PROBLEM 1: Return everything in the passage on Prince's Citigroup retirement package from "The Citigroup plaintiffs" down to "considered corporate waste.", copied word for word.
PROBLEM 2: Please resume the passage on Prince's Citigroup retirement package, starting right after its final sentence.

DOCUMENT PASSAGE:
According to Citigroup’s proxy statement, Prince received:

  • the remaining two months of his $1 million annual salary;
  • his vested deferred stock, valued at approximately $12.5 million;
  • his vested restricted stock, valued at approximately $9.7 million;
  • vesting of outstanding stock options which were underwater and had no value;
  • a cash incentive award of $10.4 million, prorated for 10 months of service and decreased by a factor based on the annual shareholder return (43.3 percent);
  • a car, driver, assistant and office space worth $1.5 million annually; and
  • vested deferred and non-deferred retirement balances having a value of approximately $1.8 million.

In exchange for the retirement package, Prince agreed to not solicit Citigroup managers or clients and not to compete with Citigroup for five years following his retirement. Prince also agreed to non-disparagement and non-disclosure restrictions and a general release of claims against Citigroup.

Citigroup, in a level of detail unusual for a proxy statement, described the board’s discussion of Prince’s resignation and the proposed terms of the Letter Agreement. The board considered Prince’s years of service, the various senior positions he held, the value of the compensation he was to receive, and Citigroup’s performance during his tenure, including its performance in the current economic and regulatory climate, and concluded that the terms of the Letter Agreement were appropriate.

The Citigroup plaintiffs disagreed. The plaintiffs alleged that the board’s approval of the Letter Agreement constituted corporate waste and that demanding the directors to take action would be futile. The plaintiffs argued that demand was excused because there existed a reasonable doubt as to whether approval of the Letter Agreement was the product of a valid exercise of business judgment.

The Chancery Court’s Opinion

Directors of Delaware corporations are granted the authority and broad discretion to determine executive compensation. There is an “outer limit,” however. If the directors’ broad discretion creates an executive compensation package that is unconscionable to the point that a reasonable business person would be unwilling to pay corporate assets for such a disproportionately small return, the compensation package can be considered corporate waste.

The plaintiffs’ burden was to plead, with particularized factual allegations, that upon Prince’s retirement Citigroup would receive so little in return for the pay package set forth in the Letter Agreement that the result would be the type of unconscionable exchange a reasonable person would never consider. To support their allegations, the plaintiffs argued that: (i) Prince was receiving millions of dollars in salary, bonus, accumulated stock and ancillary benefits; (ii) Prince was at Citigroup’s helm when the bank recorded billions of dollars in losses; and (iii) all that Citigroup received in exchange for the pay package were promises not to compete, not to disparage Citigroup, not to solicit employees or clients and to release Citigroup from any claims. The plaintiffs contended that this arrangement was “so one sided” that no ordinary business person of sound judgment could conclude that Citibank had received adequate consideration in return and the pay package therefore constituted corporate waste.

Based only on the text of the Letter Agreement and the plaintiffs’ allegations, the court could not accurately assign values to Prince’s actual compensation or his various noncompete promises. While the court concluded that there was a reasonable doubt whether the Letter Agreement was “so one sided” towards Prince that it crossed the “outer limit” of the board’s discretion to set executive compensation, the court took plaintiffs’ allegations as true and excused the demand requirement. The court could not conclude with reasonable certainty that the plaintiffs would not prevail on the corporate waste claim and, therefore, Citigroup’s motion to dismiss was denied.

EXCERPTED DATA:
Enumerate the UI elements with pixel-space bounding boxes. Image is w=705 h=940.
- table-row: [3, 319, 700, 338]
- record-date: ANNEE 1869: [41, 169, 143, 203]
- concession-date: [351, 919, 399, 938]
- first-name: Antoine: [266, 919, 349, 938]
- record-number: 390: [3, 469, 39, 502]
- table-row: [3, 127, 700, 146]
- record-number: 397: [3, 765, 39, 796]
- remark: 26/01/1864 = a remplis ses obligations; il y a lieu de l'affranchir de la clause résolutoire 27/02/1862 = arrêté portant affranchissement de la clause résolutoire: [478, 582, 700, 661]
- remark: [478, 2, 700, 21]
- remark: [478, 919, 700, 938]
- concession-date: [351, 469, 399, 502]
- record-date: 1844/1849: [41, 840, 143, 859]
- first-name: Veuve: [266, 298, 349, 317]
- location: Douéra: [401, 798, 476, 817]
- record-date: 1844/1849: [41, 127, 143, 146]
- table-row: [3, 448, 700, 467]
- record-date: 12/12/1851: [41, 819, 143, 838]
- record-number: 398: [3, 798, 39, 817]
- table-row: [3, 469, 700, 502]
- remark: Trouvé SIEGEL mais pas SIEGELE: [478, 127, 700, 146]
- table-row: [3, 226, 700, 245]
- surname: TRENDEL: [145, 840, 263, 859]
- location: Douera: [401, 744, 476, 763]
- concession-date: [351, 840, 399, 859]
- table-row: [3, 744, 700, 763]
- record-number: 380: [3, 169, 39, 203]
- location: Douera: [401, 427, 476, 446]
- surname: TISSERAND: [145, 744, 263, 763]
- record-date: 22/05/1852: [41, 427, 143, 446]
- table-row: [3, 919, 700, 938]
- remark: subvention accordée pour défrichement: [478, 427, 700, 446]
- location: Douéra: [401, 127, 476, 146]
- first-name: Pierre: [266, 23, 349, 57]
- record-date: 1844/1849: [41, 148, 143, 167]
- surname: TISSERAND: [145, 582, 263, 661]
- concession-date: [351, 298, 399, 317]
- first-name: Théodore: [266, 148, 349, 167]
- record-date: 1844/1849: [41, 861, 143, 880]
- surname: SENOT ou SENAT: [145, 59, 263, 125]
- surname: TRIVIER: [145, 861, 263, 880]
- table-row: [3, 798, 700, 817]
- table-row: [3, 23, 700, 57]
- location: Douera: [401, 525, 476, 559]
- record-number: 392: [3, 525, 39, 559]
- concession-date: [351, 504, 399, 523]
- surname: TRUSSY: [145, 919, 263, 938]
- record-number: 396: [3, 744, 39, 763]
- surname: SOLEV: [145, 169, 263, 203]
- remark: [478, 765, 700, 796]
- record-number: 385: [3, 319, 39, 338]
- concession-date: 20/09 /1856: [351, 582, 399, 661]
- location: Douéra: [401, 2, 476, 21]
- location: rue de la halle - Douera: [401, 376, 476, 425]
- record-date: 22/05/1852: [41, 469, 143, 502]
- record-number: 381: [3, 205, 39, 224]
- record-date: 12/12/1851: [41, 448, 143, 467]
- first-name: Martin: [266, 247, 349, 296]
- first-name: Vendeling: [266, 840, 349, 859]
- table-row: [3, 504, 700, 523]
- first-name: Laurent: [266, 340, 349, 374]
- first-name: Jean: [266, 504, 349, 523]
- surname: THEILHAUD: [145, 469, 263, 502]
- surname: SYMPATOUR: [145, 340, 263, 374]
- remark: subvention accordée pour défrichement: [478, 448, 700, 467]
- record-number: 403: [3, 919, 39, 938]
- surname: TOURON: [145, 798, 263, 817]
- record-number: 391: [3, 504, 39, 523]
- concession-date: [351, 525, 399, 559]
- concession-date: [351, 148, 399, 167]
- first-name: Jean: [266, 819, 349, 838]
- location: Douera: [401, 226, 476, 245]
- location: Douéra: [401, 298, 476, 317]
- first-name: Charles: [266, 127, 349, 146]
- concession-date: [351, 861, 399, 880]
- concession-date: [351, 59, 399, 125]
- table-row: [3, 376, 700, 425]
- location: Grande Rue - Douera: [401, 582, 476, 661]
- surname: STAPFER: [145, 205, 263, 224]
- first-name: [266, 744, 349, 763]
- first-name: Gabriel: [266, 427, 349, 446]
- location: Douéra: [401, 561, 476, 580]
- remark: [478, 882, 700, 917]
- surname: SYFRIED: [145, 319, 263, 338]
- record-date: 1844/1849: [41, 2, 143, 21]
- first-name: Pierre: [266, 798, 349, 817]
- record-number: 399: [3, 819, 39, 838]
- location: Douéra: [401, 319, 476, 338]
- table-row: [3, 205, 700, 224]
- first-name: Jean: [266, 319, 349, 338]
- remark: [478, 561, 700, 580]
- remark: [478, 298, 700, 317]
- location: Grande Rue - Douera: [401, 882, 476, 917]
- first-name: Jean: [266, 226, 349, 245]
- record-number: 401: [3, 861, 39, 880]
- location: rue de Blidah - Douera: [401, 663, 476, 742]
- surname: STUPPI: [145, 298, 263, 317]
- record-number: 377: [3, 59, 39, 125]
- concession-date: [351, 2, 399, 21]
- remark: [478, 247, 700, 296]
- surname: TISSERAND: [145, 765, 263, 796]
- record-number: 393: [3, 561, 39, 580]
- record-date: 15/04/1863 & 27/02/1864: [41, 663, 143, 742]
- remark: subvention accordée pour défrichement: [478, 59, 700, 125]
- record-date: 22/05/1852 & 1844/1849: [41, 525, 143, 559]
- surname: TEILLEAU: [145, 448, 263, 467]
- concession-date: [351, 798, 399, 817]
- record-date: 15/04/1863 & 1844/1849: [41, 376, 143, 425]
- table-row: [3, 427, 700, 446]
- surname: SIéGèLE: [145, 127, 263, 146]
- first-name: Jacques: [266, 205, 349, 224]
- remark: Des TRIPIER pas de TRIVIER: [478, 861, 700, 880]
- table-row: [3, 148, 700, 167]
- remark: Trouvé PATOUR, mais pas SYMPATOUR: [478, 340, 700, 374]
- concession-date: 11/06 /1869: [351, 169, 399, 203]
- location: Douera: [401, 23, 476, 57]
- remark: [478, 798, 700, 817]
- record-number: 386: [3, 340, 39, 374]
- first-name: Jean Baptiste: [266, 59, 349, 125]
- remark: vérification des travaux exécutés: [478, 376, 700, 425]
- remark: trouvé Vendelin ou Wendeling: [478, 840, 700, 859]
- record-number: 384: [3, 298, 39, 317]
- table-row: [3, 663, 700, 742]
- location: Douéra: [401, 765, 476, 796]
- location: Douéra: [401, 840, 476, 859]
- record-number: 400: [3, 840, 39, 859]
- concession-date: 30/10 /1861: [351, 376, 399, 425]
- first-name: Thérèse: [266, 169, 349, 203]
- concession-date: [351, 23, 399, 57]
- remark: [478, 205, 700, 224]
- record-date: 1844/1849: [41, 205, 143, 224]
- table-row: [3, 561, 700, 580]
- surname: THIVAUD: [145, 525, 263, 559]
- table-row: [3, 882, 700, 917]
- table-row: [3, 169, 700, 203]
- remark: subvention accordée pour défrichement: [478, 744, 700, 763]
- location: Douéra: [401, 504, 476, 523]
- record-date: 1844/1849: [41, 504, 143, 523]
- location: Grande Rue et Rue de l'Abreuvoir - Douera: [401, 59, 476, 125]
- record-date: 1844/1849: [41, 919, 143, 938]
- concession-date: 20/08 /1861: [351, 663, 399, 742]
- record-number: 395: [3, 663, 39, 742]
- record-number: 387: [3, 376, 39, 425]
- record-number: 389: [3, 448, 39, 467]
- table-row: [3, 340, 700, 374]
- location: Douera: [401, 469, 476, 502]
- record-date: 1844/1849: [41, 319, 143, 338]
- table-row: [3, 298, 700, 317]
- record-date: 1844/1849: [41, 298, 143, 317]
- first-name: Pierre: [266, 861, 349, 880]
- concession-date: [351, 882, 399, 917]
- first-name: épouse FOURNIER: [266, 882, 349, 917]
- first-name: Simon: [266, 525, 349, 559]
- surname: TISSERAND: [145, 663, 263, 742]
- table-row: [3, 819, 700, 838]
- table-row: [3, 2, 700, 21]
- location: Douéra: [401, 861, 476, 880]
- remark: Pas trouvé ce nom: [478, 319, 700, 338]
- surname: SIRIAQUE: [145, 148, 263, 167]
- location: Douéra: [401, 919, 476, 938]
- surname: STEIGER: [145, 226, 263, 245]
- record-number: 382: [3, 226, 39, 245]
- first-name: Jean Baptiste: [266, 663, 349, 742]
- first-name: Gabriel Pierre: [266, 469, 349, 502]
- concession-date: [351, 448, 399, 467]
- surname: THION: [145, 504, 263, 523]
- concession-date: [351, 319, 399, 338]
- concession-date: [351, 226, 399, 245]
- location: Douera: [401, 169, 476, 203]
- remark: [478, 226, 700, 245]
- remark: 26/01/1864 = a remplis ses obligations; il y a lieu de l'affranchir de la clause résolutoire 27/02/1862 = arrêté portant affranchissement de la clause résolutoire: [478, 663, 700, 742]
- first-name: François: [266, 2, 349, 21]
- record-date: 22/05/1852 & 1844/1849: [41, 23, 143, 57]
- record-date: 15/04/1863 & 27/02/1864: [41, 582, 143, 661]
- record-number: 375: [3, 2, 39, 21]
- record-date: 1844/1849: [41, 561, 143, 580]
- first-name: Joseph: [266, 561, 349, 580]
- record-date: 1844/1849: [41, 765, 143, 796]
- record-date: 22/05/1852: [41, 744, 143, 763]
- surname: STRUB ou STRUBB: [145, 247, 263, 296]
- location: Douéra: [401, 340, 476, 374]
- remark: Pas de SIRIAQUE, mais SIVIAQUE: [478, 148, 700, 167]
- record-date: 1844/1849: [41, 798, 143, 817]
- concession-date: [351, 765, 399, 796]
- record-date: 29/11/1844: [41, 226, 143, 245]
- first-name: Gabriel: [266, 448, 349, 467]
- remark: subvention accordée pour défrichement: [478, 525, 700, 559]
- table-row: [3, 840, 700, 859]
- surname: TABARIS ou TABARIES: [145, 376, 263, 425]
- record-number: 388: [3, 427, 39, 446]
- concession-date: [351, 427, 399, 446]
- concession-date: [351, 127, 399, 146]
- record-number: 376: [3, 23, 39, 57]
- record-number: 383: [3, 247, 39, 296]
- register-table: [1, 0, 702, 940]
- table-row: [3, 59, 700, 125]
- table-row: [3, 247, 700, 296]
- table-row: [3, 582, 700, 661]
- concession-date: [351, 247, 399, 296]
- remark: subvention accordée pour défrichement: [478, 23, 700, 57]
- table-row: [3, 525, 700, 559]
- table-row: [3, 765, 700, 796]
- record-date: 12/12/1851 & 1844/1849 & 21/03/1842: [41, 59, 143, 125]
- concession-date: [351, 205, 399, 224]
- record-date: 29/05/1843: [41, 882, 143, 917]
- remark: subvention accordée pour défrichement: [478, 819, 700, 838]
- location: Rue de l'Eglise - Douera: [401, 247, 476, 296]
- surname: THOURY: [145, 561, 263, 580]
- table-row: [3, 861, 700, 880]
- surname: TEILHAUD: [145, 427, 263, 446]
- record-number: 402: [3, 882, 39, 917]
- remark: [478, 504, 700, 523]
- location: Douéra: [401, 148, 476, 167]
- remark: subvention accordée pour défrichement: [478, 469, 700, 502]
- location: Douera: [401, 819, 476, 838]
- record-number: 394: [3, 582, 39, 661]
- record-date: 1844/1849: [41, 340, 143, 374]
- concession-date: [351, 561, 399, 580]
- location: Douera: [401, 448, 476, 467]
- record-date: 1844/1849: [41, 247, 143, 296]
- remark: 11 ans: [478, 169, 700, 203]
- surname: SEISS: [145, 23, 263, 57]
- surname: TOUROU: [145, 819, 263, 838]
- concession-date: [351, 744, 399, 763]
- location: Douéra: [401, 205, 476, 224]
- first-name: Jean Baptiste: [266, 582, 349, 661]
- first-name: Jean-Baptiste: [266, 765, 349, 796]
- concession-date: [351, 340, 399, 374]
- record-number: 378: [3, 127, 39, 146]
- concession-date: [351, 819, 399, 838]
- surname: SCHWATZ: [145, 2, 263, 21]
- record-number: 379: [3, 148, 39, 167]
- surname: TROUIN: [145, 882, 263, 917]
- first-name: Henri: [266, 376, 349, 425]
---
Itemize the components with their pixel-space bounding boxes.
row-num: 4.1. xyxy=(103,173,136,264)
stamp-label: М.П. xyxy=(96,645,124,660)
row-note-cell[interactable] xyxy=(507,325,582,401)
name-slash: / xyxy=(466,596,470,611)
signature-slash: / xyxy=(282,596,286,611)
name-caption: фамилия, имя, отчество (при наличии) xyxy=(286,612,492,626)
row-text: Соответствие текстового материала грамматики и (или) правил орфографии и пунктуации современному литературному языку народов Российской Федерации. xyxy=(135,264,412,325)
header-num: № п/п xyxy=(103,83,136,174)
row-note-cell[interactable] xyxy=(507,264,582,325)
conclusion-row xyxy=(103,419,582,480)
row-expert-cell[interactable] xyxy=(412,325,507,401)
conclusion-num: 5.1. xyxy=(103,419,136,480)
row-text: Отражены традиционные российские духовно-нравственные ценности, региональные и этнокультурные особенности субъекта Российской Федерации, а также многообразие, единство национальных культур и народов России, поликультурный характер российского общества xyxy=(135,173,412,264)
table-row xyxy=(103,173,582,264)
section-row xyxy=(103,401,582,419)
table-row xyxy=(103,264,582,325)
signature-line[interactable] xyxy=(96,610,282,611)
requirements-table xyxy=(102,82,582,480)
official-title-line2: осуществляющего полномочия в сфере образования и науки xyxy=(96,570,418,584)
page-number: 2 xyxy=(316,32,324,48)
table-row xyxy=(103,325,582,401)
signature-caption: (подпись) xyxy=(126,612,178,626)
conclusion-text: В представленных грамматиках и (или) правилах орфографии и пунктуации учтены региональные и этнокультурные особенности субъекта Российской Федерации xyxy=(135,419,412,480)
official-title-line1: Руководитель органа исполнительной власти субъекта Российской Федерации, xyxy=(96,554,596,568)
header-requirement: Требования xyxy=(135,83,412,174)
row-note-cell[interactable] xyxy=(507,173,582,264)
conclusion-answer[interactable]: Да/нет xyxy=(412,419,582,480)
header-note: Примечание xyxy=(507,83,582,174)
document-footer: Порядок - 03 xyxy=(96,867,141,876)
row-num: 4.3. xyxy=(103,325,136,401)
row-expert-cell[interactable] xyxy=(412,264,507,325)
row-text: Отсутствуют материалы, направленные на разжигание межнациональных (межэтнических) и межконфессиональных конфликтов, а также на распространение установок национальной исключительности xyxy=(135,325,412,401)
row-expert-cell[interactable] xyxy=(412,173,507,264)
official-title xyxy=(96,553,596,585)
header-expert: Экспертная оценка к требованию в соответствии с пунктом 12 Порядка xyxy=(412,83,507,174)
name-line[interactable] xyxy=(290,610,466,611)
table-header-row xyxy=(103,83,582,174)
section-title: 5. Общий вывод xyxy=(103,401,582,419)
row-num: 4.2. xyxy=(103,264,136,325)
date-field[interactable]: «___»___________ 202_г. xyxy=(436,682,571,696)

TASK OUTPUT 1:
The Citigroup plaintiffs disagreed. The plaintiffs alleged that the board’s approval of the Letter Agreement constituted corporate waste and that demanding the directors to take action would be futile. The plaintiffs argued that demand was excused because there existed a reasonable doubt as to whether approval of the Letter Agreement was the product of a valid exercise of business judgment.

The Chancery Court’s Opinion

Directors of Delaware corporations are granted the authority and broad discretion to determine executive compensation. There is an “outer limit,” however. If the directors’ broad discretion creates an executive compensation package that is unconscionable to the point that a reasonable business person would be unwilling to pay corporate assets for such a disproportionately small return, the compensation package can be considered corporate waste.

TASK OUTPUT 2:
Significance to Directors

It is too early to know how Citigroup will impact derivative actions specifically and director liability in general, but it is safe to assume that corporate waste claims will become en vogue, especially against struggling companies rewarding departing executives with large severance packages. Three points made by Chancellor Chandler highlight areas where boards may want to reevaluate their compensation procedures. The first is Chancellor Chandler’s comment that the Letter Agreement did not enumerate the additional compensation Prince actually received. According to the plaintiffs, Prince received $68 million in total compensation. According to Citigroup’s proxy, Prince received approximately $42 million, including the value of the office space, car, and support personnel if used for the entire five-year term. The value of the compensation package assigned by plaintiffs and Citigroup, respectively, differs by more than a third, and may be an important factor in determining if the compensation Citigroup paid was commensurate with the value of Prince’s covenants.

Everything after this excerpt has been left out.